◆ Reading text:
○ ○ ○
I've been talking about AMD first because they have used exclusive caches in recent designs, and seem to have a preference for victim caches. Intel hasn't tried as many different things, because they hit on a good design with Nehalem and stuck with it until Skylake-AVX512.
Intel Nehalem and later use a large shared tag-inclusive L3 cache. For lines that are modified / exclusive (MESI) in a private per-core L1d or L2 (NINE) cache, the L3 tags still indicate which cores (might) have a copy of a line, so requests from one core for exclusive access to a line don't have to be broadcast to all cores, only to cores that might still have it cached. (i.e. it's a snoop filter for coherency traffic, which lets CPUs scale up to dozens of cores per chip without flooding each other with requests when they're not even sharing memory.)
i.e. L3 tags hold info about where a line is (or might be) cached in an L2 or L1 somewhere, so it knows where to send invalidation messages instead of broadcasting messages from every core to all other cores.
With Skylake-X (Skylake-server / SKX / SKL-SP), Intel dropped that and made L3 NINE and only a bit bigger than the total per-core L2 size. But there's still a snoop filter, it just doesn't have data. I don't know what Intel's planning to do for future (dual?)/quad/hex-core laptop / desktop chips (e.g. Cannonlake / Icelake). That's small enough that their classic ring bus would still be great, so they could keep doing that in mobile/desktop parts and only use a mesh in high-end / server parts, like they are in Skylake.
○ ○ ○
◆ Excerpted records:
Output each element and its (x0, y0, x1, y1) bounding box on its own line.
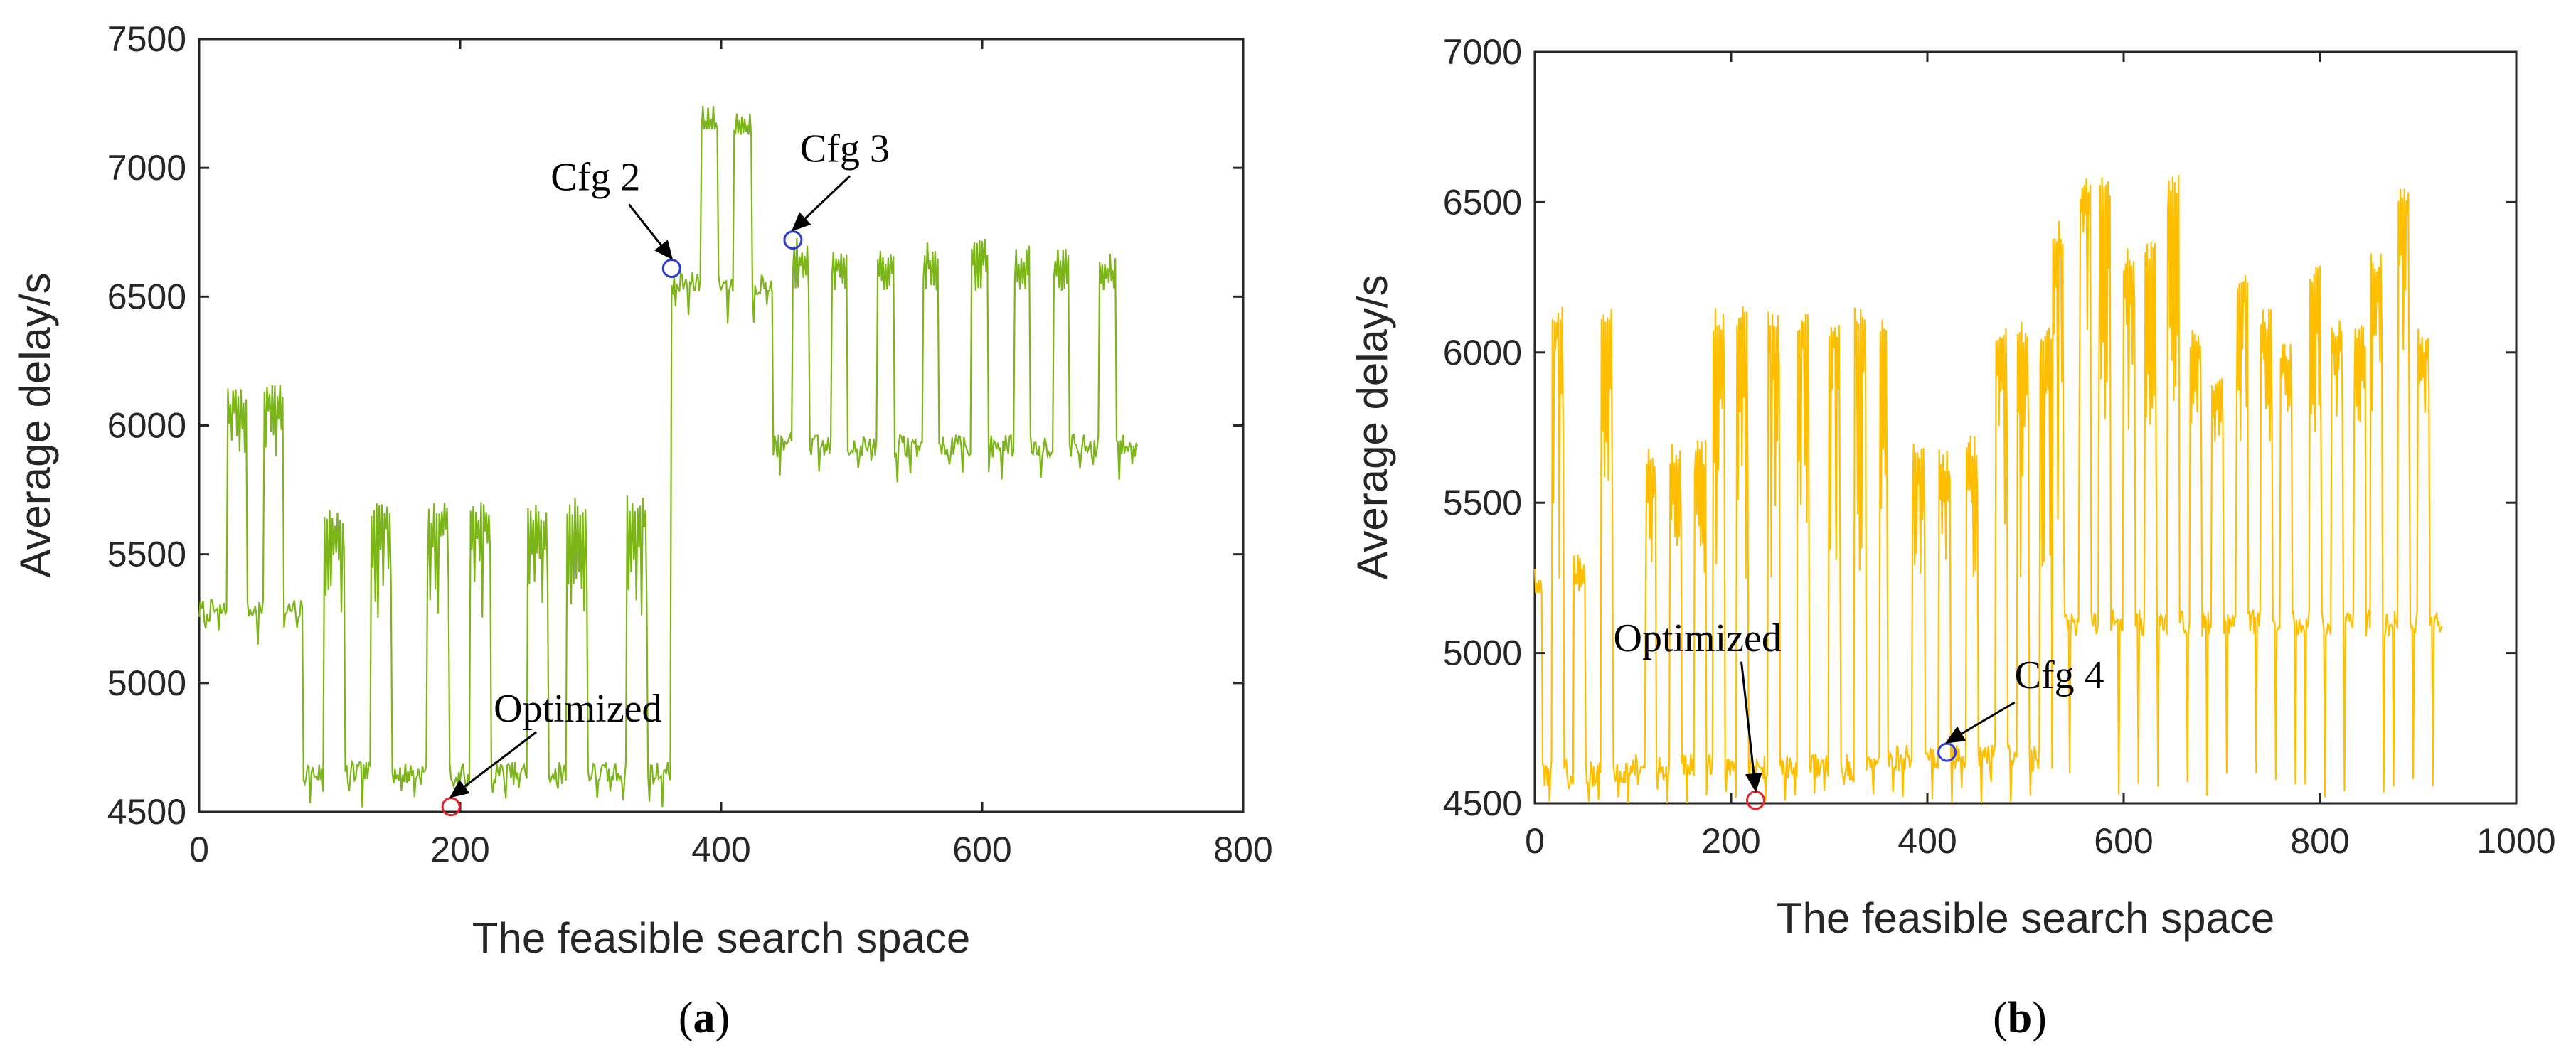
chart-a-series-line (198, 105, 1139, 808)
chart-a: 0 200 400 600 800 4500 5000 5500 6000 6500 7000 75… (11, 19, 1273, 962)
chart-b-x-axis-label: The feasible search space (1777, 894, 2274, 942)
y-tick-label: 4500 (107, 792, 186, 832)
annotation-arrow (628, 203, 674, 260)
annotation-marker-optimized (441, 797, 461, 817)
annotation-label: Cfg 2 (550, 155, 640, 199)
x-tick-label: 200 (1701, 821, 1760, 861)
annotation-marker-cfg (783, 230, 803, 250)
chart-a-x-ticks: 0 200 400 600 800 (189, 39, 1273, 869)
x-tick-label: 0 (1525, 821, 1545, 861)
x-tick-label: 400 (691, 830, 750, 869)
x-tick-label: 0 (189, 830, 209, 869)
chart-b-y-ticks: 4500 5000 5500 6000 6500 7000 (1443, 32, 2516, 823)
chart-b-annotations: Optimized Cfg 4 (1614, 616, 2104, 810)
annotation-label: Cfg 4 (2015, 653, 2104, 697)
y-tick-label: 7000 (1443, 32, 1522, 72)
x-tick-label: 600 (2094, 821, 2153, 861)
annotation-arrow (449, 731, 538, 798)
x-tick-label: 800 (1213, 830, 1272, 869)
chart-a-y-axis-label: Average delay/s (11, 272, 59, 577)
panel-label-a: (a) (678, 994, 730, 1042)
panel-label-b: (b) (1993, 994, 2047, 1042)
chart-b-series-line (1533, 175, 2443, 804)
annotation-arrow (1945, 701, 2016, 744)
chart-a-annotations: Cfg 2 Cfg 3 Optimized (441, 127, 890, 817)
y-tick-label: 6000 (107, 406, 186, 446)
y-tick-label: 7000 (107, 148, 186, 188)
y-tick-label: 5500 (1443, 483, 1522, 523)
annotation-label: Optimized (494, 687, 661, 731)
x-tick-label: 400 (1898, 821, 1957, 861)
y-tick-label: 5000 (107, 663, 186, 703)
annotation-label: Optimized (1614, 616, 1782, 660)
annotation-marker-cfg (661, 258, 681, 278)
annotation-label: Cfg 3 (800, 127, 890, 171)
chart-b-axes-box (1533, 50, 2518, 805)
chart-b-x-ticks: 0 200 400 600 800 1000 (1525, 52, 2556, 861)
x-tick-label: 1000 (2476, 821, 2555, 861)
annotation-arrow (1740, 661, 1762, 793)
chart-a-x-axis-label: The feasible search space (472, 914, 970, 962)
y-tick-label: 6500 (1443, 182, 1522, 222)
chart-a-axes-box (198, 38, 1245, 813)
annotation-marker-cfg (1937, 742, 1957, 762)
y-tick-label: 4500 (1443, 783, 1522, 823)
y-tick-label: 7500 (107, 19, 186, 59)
○ ○ ○
◆ Tasks and exercises:
a – Print the stretch of the post on CPU caches from "i.e. L3 tags" through "are in Skylake.".
b – In the post on CPU caches, which other names are given in parentheses for Skylake-X?
c – Pick up the post on CPU caches after its final sentence and keep writing.
The listing stands apart from the post on CPU caches.

◆ Responses for each task:
a –
i.e. L3 tags hold info about where a line is (or might be) cached in an L2 or L1 somewhere, so it knows where to send invalidation messages instead of broadcasting messages from every core to all other cores.
With Skylake-X (Skylake-server / SKX / SKL-SP), Intel dropped that and made L3 NINE and only a bit bigger than the total per-core L2 size. But there's still a snoop filter, it just doesn't have data. I don't know what Intel's planning to do for future (dual?)/quad/hex-core laptop / desktop chips (e.g. Cannonlake / Icelake). That's small enough that their classic ring bus would still be great, so they could keep doing that in mobile/desktop parts and only use a mesh in high-end / server parts, like they are in Skylake.

b – Skylake-server, SKX, SKL-SP

c –
Realworldtech forum discussions of inclusive vs. exclusive vs. non-inclusive:
CPU architecture experts spend time discussing what makes for a good design on that forum. While searching for stuff about exclusive caches, I found this thread, where some disadvantages of strictly inclusive last-level caches are presented. e.g. they force private per-core L2 caches to be small (otherwise you waste too much space with duplication between L3 and L2).
Also, L2 caches filter requests to L3, so when its LRU algorithm needs to drop a line, the one it's seen least-recently can easily be one that stays permanently hot in L2 / L1 of a core. But when an inclusive L3 decides to drop a line, it has to evict it from all inner caches that have it, too!
David Kanter replied with an interesting list of advantages for inclusive outer caches. I think he's comparing to exclusive caches, rather than to NINE. e.g. his point about data sharing being easier only applies vs. exclusive caches, where I think he's suggesting that a strictly exclusive cache hierarchy might cause evictions when multiple cores want the same line even in a shared/read-only manner.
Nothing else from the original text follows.